Supplied entries:
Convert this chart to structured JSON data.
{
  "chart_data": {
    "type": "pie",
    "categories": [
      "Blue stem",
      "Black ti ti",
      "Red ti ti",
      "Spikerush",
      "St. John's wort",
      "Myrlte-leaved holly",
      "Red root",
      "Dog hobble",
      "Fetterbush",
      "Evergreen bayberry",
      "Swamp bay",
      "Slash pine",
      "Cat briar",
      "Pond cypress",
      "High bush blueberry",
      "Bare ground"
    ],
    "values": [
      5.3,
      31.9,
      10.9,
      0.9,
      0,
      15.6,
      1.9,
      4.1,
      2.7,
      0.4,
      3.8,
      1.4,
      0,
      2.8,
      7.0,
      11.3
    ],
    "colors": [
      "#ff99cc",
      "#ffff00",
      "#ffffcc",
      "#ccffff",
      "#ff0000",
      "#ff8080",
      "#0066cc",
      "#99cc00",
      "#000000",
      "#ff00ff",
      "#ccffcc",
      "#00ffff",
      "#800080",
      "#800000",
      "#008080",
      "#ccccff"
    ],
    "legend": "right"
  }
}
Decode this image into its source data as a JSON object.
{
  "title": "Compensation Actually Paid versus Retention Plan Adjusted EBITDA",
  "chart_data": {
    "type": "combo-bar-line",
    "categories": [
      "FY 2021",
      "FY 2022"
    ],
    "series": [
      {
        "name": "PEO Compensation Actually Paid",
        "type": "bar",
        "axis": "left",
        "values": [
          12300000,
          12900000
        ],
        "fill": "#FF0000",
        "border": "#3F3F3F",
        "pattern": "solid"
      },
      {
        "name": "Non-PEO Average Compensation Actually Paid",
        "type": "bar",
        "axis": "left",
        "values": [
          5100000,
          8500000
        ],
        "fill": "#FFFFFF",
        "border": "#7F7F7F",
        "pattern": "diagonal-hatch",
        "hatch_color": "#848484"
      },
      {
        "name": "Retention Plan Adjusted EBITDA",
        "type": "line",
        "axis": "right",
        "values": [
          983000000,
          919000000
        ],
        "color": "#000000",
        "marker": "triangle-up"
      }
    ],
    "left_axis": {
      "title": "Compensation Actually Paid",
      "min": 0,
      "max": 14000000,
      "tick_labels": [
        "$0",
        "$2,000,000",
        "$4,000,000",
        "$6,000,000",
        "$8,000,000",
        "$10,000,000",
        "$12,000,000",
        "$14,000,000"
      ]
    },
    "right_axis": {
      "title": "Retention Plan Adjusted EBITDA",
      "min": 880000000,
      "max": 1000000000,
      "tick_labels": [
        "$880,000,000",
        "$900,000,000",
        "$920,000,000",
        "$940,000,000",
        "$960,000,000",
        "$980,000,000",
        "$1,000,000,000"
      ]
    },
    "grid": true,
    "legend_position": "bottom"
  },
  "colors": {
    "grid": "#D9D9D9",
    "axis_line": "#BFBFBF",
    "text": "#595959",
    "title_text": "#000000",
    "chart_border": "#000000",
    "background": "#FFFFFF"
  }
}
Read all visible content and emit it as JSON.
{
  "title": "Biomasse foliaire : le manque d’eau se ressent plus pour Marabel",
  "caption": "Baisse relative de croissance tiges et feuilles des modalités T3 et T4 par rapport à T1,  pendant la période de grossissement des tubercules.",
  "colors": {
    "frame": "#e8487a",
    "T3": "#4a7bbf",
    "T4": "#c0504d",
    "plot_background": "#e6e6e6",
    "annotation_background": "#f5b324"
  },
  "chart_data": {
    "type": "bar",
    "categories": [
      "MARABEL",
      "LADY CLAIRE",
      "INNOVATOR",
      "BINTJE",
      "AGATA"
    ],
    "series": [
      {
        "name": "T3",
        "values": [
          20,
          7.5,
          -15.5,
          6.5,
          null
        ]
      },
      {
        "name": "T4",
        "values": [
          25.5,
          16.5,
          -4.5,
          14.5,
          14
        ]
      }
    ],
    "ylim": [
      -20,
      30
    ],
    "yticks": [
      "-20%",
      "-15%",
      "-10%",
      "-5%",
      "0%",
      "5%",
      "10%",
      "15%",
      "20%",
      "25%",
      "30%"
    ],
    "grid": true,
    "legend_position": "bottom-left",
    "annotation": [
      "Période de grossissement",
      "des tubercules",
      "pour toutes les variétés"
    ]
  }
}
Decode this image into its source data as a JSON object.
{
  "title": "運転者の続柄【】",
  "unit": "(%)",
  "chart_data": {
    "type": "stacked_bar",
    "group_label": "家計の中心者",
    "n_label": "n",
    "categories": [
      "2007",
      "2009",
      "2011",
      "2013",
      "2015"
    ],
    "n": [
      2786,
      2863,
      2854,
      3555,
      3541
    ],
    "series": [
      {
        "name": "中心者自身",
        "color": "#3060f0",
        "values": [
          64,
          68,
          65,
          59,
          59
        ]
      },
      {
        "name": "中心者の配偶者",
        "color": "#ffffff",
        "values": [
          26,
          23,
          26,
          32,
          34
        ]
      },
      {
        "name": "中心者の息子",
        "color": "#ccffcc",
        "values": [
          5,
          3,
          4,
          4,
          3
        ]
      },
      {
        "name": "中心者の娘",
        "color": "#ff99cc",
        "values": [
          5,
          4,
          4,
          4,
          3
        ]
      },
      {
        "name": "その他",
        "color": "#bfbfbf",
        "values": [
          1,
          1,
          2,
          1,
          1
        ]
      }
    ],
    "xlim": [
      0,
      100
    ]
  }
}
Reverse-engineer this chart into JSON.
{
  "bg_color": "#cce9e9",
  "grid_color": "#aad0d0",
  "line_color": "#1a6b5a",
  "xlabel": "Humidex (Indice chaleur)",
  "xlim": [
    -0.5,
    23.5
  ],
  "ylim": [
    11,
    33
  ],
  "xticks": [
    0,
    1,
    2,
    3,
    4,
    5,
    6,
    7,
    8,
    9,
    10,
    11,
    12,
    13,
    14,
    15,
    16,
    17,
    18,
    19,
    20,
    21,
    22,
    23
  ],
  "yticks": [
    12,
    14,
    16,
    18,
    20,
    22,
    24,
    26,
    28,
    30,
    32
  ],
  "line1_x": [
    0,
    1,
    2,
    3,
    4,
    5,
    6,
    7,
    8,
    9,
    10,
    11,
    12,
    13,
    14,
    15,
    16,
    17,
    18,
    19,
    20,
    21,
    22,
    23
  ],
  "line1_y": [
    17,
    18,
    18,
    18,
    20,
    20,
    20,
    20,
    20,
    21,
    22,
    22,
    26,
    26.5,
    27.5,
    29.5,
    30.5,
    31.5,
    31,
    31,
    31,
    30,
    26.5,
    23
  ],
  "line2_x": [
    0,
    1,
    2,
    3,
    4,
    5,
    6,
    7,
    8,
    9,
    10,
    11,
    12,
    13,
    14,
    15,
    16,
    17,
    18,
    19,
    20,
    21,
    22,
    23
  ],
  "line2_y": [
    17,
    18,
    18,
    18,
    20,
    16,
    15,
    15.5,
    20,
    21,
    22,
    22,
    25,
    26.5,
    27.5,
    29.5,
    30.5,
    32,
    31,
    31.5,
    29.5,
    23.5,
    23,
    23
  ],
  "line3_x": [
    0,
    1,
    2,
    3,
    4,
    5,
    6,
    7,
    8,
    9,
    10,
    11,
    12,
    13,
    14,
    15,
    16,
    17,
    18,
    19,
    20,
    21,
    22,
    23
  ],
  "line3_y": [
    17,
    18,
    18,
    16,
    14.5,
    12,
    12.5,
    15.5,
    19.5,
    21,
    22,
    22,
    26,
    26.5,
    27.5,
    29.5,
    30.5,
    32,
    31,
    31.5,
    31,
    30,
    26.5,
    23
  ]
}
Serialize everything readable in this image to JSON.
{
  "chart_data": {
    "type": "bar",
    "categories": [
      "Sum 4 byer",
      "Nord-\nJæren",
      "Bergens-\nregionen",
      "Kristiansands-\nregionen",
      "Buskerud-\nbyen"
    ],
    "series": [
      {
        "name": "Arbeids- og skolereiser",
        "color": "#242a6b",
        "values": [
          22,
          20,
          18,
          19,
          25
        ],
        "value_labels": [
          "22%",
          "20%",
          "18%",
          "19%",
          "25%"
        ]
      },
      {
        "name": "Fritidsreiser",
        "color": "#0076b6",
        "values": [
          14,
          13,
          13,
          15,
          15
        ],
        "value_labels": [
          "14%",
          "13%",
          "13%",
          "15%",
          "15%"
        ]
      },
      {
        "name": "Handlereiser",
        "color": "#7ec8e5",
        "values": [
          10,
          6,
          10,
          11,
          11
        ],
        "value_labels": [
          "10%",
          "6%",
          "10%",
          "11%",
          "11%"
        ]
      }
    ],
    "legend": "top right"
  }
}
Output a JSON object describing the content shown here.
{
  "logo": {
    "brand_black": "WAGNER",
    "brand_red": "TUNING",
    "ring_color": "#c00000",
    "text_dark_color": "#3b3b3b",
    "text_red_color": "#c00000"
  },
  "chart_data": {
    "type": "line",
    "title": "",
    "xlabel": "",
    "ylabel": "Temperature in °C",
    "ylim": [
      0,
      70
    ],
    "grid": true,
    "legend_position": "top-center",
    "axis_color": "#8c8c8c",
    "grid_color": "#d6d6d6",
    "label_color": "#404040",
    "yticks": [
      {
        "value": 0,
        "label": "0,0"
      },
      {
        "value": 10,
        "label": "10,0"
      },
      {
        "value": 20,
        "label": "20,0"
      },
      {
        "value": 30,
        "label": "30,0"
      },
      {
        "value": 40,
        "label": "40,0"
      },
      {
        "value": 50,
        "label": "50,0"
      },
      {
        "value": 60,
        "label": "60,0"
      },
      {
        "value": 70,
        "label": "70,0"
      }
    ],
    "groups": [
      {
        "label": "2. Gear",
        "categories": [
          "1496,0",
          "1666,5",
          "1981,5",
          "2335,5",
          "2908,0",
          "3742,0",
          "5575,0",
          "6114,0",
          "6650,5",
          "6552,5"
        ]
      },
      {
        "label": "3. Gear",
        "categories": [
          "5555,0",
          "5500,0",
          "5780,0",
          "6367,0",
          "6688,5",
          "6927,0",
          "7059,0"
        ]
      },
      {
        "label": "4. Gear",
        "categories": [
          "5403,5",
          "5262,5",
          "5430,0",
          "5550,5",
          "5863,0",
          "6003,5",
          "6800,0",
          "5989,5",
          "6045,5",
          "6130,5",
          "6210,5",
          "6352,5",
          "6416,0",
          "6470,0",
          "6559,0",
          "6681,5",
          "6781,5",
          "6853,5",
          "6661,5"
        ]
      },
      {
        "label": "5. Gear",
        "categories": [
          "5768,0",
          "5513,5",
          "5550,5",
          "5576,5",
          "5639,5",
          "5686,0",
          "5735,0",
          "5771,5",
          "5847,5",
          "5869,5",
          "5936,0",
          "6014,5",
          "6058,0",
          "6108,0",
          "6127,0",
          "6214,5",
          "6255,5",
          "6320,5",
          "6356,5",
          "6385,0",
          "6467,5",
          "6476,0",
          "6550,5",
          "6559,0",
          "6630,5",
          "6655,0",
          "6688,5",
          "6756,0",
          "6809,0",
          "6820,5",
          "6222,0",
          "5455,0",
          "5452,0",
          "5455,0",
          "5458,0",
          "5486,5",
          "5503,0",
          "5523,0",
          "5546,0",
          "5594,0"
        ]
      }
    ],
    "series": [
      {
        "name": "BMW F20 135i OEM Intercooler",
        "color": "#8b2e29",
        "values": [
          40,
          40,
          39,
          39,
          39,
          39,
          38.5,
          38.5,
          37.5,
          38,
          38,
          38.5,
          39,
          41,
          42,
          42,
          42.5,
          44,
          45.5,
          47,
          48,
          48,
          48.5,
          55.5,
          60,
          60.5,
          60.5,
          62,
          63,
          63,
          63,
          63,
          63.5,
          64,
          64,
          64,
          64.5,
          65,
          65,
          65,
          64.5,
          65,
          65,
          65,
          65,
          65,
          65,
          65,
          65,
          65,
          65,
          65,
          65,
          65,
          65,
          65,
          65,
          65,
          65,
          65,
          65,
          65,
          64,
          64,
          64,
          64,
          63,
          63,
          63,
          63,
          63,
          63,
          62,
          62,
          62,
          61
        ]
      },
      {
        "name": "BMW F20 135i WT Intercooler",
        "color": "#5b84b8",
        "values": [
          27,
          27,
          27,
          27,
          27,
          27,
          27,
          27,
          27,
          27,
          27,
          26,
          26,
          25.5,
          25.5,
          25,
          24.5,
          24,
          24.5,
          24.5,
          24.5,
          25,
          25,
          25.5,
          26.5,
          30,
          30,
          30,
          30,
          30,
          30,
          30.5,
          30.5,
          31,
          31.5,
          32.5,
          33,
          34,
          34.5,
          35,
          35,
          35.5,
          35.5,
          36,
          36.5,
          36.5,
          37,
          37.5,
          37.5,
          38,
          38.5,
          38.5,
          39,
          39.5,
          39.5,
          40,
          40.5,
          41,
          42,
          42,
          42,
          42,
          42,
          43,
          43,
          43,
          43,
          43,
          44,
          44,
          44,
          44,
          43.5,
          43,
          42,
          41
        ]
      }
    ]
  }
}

To be done: Filter the entries and copy out every line with the word "pattern".

Response:
        "pattern": "solid"
        "pattern": "diagonal-hatch",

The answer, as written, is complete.